(Collected data)

..............................

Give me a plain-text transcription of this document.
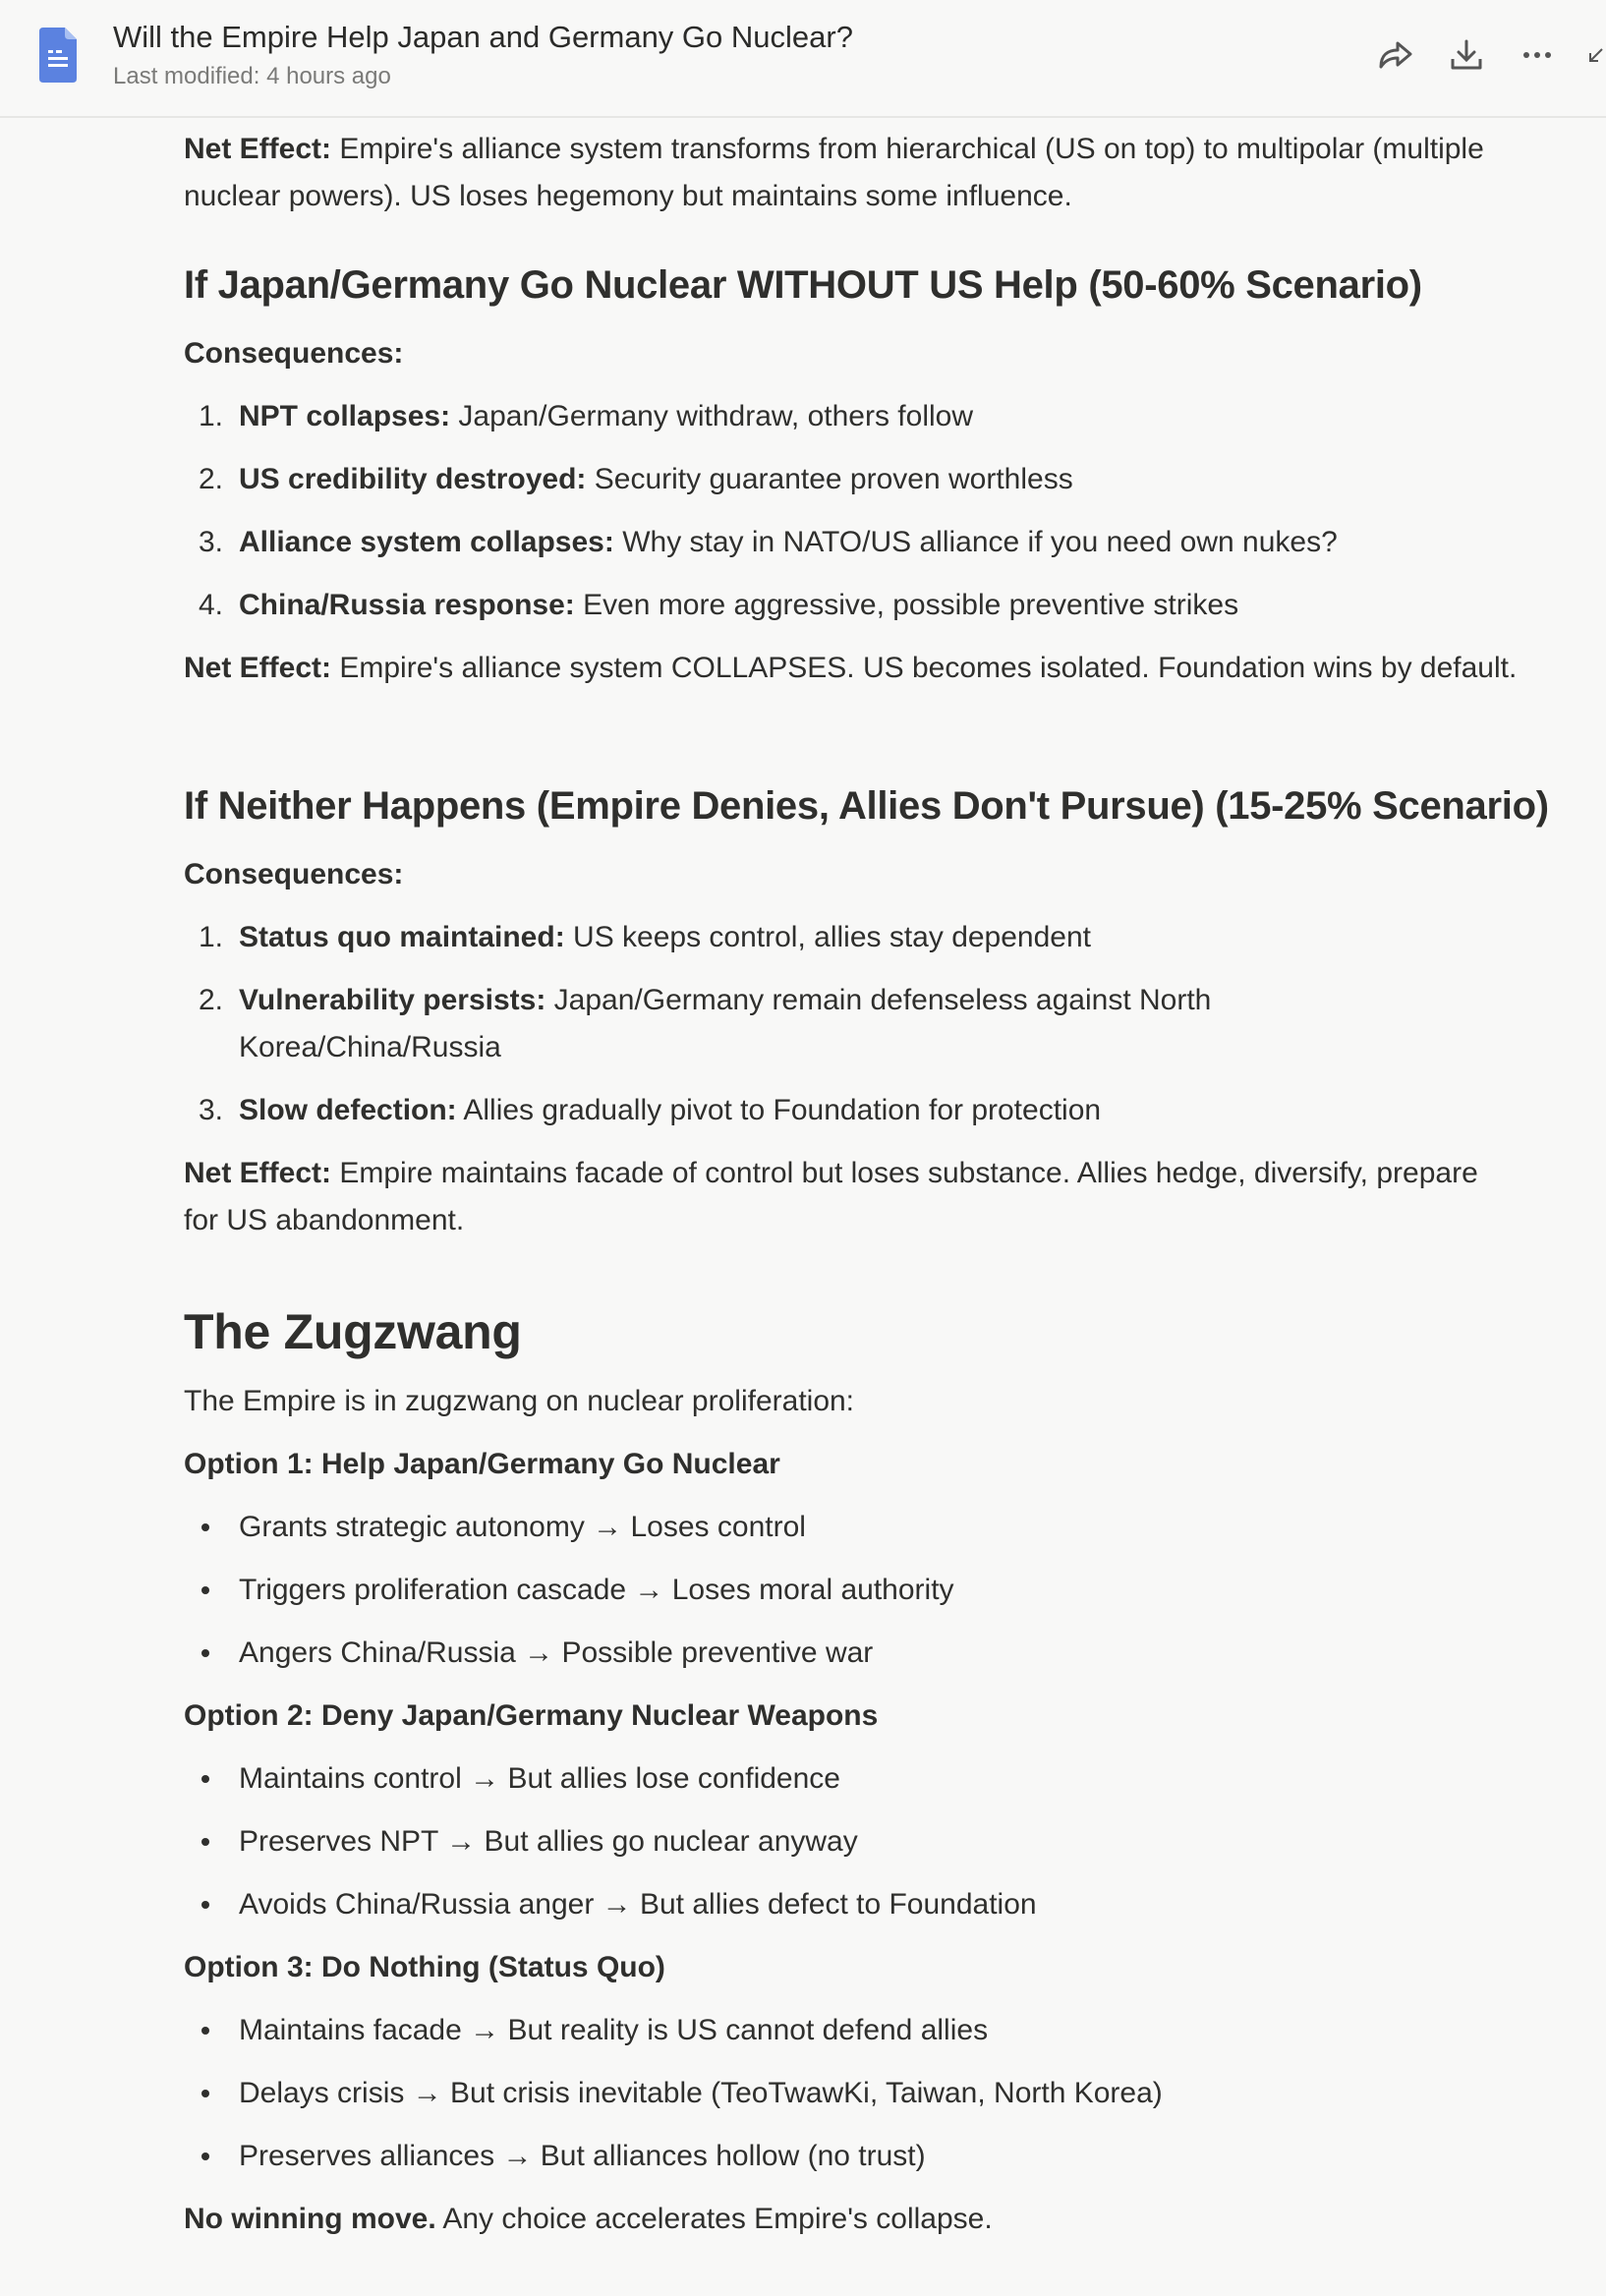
Will the Empire Help Japan and Germany Go Nuclear?
Last modified: 4 hours ago

Net Effect: Empire's alliance system transforms from hierarchical (US on top) to multipolar (multiple nuclear powers). US loses hegemony but maintains some influence.

If Japan/Germany Go Nuclear WITHOUT US Help (50-60% Scenario)

Consequences:

1. NPT collapses: Japan/Germany withdraw, others follow
2. US credibility destroyed: Security guarantee proven worthless
3. Alliance system collapses: Why stay in NATO/US alliance if you need own nukes?
4. China/Russia response: Even more aggressive, possible preventive strikes

Net Effect: Empire's alliance system COLLAPSES. US becomes isolated. Foundation wins by default.

If Neither Happens (Empire Denies, Allies Don't Pursue) (15-25% Scenario)

Consequences:

1. Status quo maintained: US keeps control, allies stay dependent
2. Vulnerability persists: Japan/Germany remain defenseless against North Korea/China/Russia
3. Slow defection: Allies gradually pivot to Foundation for protection

Net Effect: Empire maintains facade of control but loses substance. Allies hedge, diversify, prepare for US abandonment.

The Zugzwang

The Empire is in zugzwang on nuclear proliferation:

Option 1: Help Japan/Germany Go Nuclear

Grants strategic autonomy → Loses control
Triggers proliferation cascade → Loses moral authority
Angers China/Russia → Possible preventive war

Option 2: Deny Japan/Germany Nuclear Weapons

Maintains control → But allies lose confidence
Preserves NPT → But allies go nuclear anyway
Avoids China/Russia anger → But allies defect to Foundation

Option 3: Do Nothing (Status Quo)

Maintains facade → But reality is US cannot defend allies
Delays crisis → But crisis inevitable (TeoTwawKi, Taiwan, North Korea)
Preserves alliances → But alliances hollow (no trust)

No winning move. Any choice accelerates Empire's collapse.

..............................

__Given request__. Note how many lines in the material hold the word "Russia", and give that number with nothing added.

__Solution for this exercise__. 4